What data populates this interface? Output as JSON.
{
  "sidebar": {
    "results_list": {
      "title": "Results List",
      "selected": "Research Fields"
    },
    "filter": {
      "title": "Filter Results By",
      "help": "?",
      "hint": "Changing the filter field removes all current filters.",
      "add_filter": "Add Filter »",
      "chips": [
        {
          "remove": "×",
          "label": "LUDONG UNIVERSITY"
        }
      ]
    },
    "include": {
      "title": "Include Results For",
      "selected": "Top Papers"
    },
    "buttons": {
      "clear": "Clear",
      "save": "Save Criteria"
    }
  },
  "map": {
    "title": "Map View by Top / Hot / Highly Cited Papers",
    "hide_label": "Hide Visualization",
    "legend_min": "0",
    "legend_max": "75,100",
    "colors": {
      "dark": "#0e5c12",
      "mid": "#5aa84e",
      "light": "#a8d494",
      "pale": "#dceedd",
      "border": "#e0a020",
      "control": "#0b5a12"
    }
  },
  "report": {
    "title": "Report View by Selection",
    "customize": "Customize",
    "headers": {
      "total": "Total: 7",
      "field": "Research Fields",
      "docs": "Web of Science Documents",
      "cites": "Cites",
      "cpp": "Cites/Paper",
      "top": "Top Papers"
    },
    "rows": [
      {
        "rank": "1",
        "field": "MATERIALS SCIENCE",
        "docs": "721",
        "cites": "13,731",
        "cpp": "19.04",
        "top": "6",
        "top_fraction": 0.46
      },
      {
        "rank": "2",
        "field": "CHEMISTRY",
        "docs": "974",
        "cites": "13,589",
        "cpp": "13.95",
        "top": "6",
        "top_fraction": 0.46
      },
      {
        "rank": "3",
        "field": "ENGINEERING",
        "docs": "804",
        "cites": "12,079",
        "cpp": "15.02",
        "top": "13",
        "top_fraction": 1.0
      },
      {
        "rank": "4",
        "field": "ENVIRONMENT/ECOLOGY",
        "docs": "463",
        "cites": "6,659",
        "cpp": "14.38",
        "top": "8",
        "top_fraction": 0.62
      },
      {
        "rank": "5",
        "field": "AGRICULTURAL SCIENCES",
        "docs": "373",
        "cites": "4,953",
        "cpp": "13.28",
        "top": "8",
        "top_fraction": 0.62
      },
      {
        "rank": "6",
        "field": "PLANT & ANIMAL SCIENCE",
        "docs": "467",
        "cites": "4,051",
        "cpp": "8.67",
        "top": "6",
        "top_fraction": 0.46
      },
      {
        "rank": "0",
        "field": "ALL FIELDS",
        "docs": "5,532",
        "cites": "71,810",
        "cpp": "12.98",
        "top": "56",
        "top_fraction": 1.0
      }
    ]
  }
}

Problem description:
Pick out the lines containing the string "selected" and show them.

Exercise response:
      "selected": "Research Fields"
      "selected": "Top Papers"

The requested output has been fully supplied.